▶ [Do this] Copy the data below exactly, omitting any picture it contains.

# Start of Stored rows

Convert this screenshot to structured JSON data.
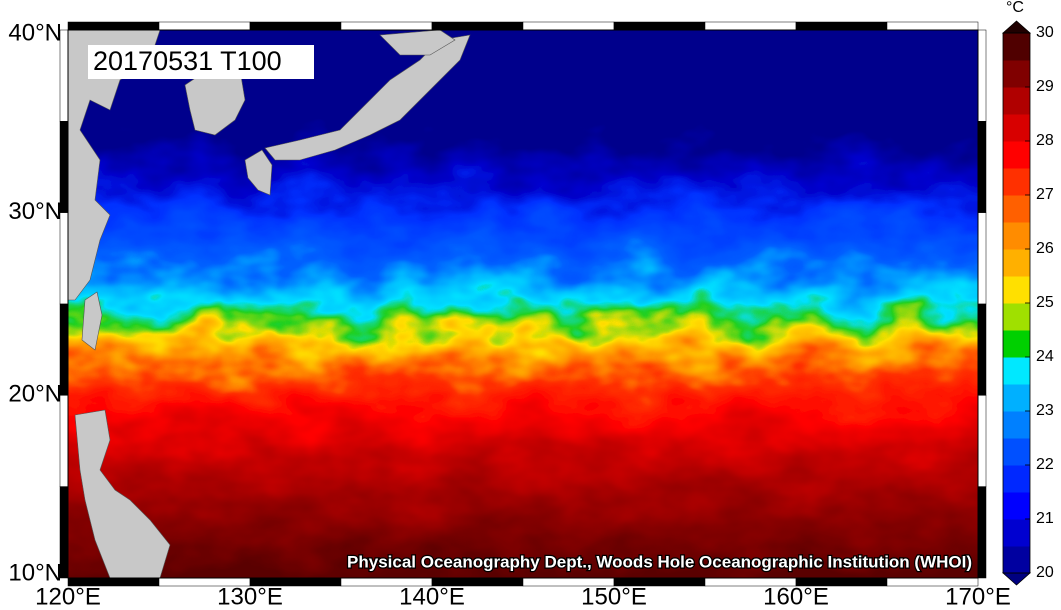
{
  "map": {
    "label": "20170531 T100",
    "credit": "Physical Oceanography Dept., Woods Hole Oceanographic Institution (WHOI)",
    "lat_ticks": [
      {
        "value": 40,
        "label": "40°N"
      },
      {
        "value": 30,
        "label": "30°N"
      },
      {
        "value": 20,
        "label": "20°N"
      },
      {
        "value": 10,
        "label": "10°N"
      }
    ],
    "lon_ticks": [
      {
        "value": 120,
        "label": "120°E"
      },
      {
        "value": 130,
        "label": "130°E"
      },
      {
        "value": 140,
        "label": "140°E"
      },
      {
        "value": 150,
        "label": "150°E"
      },
      {
        "value": 160,
        "label": "160°E"
      },
      {
        "value": 170,
        "label": "170°E"
      }
    ]
  },
  "colorbar": {
    "unit": "°C",
    "ticks": [
      20,
      21,
      22,
      23,
      24,
      25,
      26,
      27,
      28,
      29,
      30
    ],
    "colors": [
      "#0000a0",
      "#0000d0",
      "#0000ff",
      "#0028ff",
      "#0050ff",
      "#0080ff",
      "#00b0ff",
      "#00e8ff",
      "#00d000",
      "#a0e000",
      "#ffe000",
      "#ffb000",
      "#ff8c00",
      "#ff6000",
      "#ff3000",
      "#ff0000",
      "#d80000",
      "#b00000",
      "#800000",
      "#500000"
    ]
  }
}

# End of Stored rows

▶ [Task response]
Convert this screenshot to structured JSON data.
{
  "map": {
    "label": "20170531 T100",
    "credit": "Physical Oceanography Dept., Woods Hole Oceanographic Institution (WHOI)",
    "lat_ticks": [
      {
        "value": 40,
        "label": "40°N"
      },
      {
        "value": 30,
        "label": "30°N"
      },
      {
        "value": 20,
        "label": "20°N"
      },
      {
        "value": 10,
        "label": "10°N"
      }
    ],
    "lon_ticks": [
      {
        "value": 120,
        "label": "120°E"
      },
      {
        "value": 130,
        "label": "130°E"
      },
      {
        "value": 140,
        "label": "140°E"
      },
      {
        "value": 150,
        "label": "150°E"
      },
      {
        "value": 160,
        "label": "160°E"
      },
      {
        "value": 170,
        "label": "170°E"
      }
    ]
  },
  "colorbar": {
    "unit": "°C",
    "ticks": [
      20,
      21,
      22,
      23,
      24,
      25,
      26,
      27,
      28,
      29,
      30
    ],
    "colors": [
      "#0000a0",
      "#0000d0",
      "#0000ff",
      "#0028ff",
      "#0050ff",
      "#0080ff",
      "#00b0ff",
      "#00e8ff",
      "#00d000",
      "#a0e000",
      "#ffe000",
      "#ffb000",
      "#ff8c00",
      "#ff6000",
      "#ff3000",
      "#ff0000",
      "#d80000",
      "#b00000",
      "#800000",
      "#500000"
    ]
  }
}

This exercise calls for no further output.